--- Records to use Enclosed Below ---

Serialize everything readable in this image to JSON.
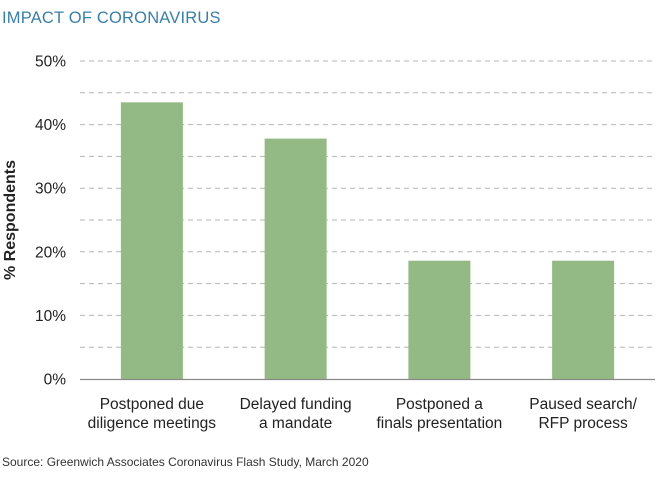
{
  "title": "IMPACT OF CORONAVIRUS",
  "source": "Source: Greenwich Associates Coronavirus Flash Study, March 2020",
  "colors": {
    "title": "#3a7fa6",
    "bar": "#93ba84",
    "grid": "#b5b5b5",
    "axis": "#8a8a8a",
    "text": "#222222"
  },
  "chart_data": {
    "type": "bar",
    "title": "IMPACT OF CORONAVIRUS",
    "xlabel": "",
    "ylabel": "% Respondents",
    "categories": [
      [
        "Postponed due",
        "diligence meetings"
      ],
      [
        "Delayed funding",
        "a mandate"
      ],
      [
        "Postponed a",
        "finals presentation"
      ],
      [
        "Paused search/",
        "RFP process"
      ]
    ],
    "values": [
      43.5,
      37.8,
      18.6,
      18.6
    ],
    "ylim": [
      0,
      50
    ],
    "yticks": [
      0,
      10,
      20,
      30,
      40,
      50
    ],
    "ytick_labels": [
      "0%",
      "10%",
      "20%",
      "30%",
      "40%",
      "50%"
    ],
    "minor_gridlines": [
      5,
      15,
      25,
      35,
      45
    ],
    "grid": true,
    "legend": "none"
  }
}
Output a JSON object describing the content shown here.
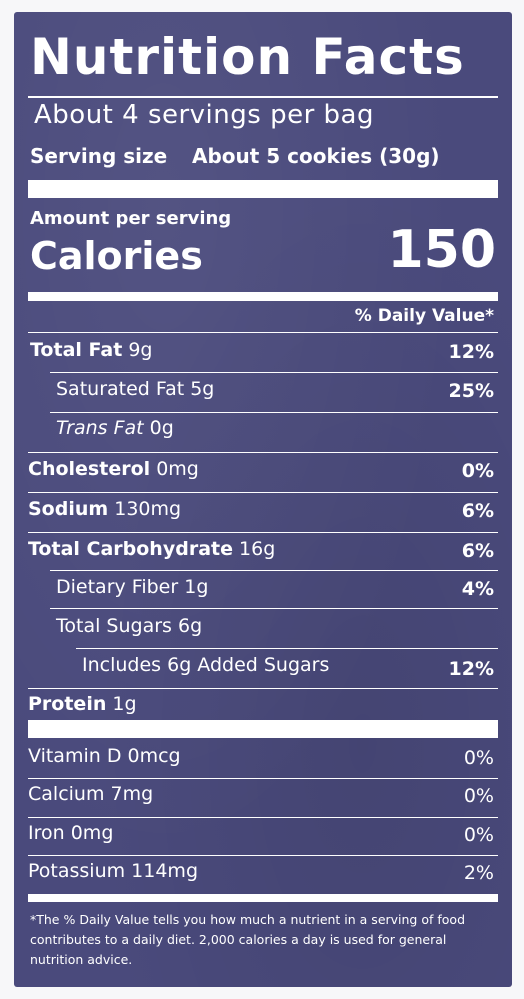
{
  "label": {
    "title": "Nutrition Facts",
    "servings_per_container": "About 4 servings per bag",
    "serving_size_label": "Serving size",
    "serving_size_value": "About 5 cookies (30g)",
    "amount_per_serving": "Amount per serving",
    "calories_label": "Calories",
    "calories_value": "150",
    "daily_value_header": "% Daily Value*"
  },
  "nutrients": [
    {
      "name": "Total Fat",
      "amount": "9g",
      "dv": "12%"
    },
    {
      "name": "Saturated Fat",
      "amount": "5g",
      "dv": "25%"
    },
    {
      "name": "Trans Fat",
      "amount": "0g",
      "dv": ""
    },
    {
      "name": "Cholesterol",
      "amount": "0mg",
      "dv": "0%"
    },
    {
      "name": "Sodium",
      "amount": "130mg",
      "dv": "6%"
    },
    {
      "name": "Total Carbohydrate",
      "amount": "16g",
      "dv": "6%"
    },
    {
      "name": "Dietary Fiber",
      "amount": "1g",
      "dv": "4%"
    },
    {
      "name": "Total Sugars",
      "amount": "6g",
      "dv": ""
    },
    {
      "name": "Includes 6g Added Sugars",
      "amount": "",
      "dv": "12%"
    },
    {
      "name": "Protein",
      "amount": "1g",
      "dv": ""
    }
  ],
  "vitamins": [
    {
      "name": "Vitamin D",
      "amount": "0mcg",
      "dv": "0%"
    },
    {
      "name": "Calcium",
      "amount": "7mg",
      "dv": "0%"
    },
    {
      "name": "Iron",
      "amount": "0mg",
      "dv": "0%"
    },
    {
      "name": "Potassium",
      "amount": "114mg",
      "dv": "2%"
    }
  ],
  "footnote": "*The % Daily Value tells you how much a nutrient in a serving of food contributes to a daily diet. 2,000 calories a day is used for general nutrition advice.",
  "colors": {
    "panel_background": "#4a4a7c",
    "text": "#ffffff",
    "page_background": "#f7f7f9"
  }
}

--- End of Enclosed Records to use ---
--- Records to use Enclosed Below ---

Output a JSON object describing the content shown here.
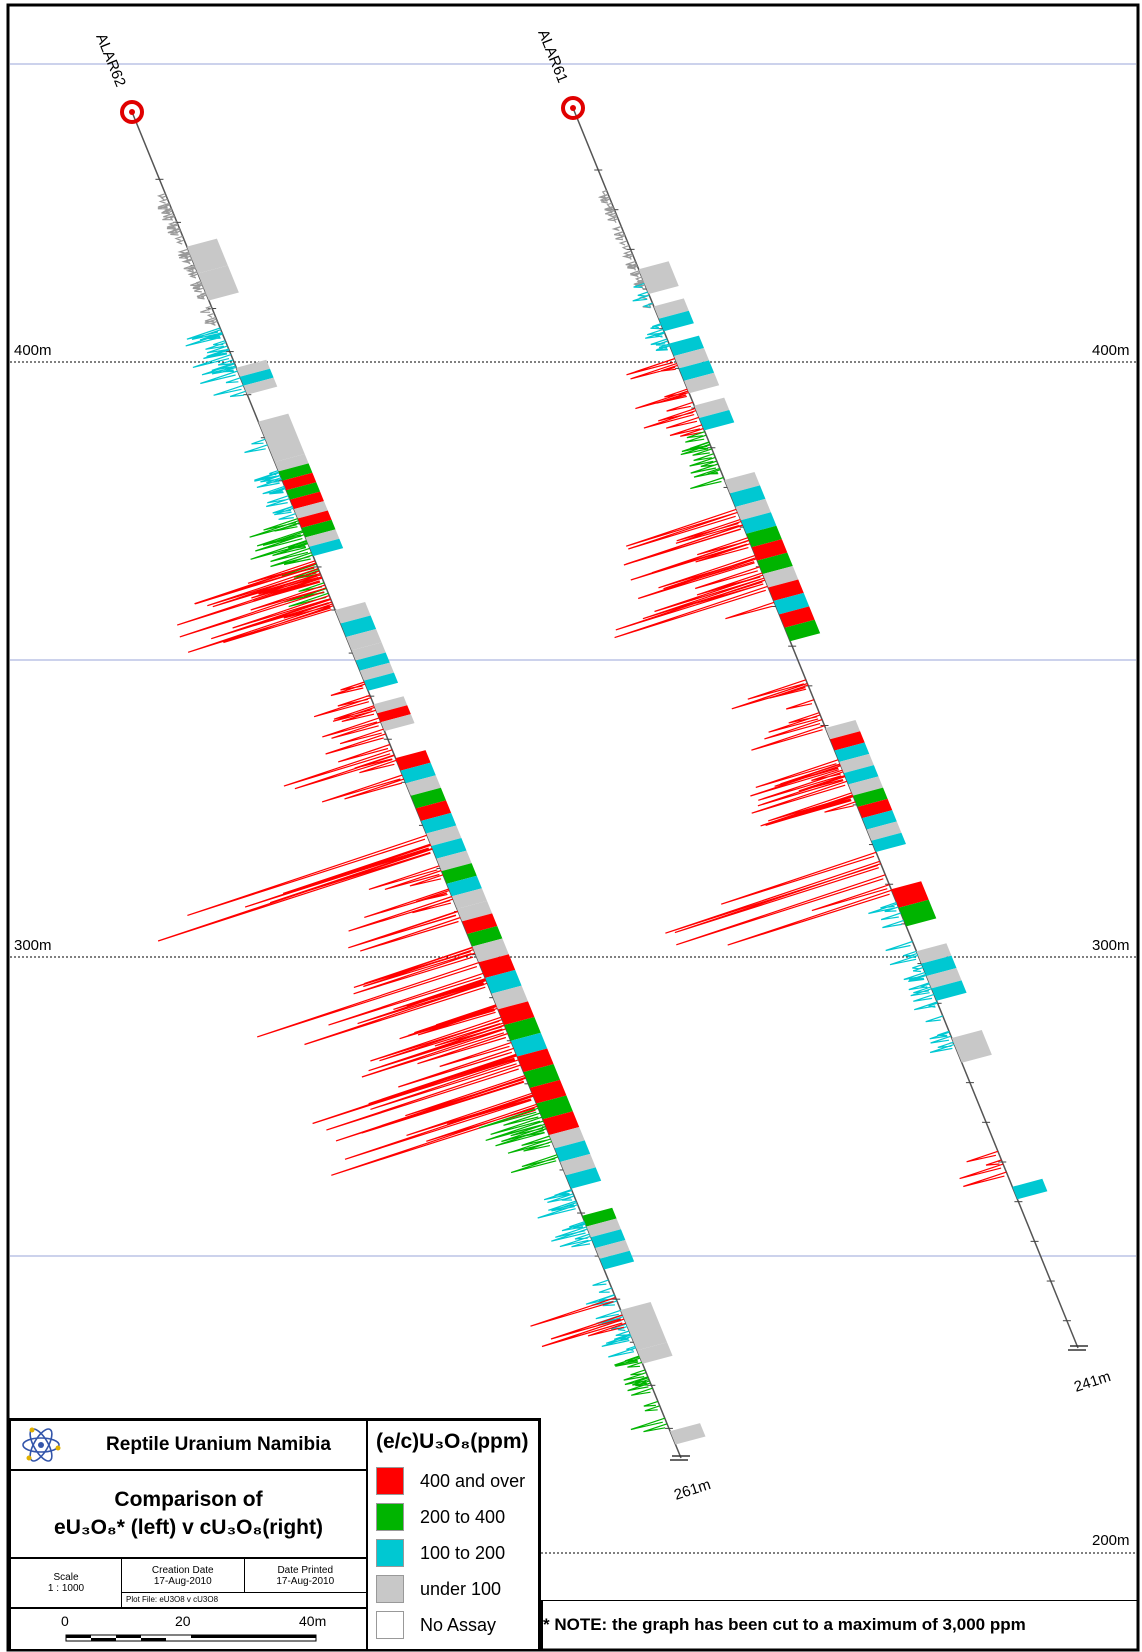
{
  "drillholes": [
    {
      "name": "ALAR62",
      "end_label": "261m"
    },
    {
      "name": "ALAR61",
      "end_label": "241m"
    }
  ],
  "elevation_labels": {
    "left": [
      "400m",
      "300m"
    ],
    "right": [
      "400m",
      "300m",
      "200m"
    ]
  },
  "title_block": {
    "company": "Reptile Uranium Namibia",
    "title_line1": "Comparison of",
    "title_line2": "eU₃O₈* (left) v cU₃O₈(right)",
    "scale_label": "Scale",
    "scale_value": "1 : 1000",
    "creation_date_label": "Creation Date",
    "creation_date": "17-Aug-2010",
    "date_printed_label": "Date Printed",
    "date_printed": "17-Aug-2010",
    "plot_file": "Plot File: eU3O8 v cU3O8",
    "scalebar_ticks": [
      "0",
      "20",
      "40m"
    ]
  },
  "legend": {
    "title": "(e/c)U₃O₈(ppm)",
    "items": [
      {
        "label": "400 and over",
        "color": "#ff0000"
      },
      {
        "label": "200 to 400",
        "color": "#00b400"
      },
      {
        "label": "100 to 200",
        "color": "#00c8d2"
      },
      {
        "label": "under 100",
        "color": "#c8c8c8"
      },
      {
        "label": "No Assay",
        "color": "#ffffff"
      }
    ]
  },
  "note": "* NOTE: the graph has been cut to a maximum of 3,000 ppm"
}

--- End of Enclosed Records to use ---

*Task to carry out*: Go through the data, and copy each line in which the word "IMPACT" appears.

*Response box*:
  "title": "IMPACT OF CORONAVIRUS",
    "title": "IMPACT OF CORONAVIRUS",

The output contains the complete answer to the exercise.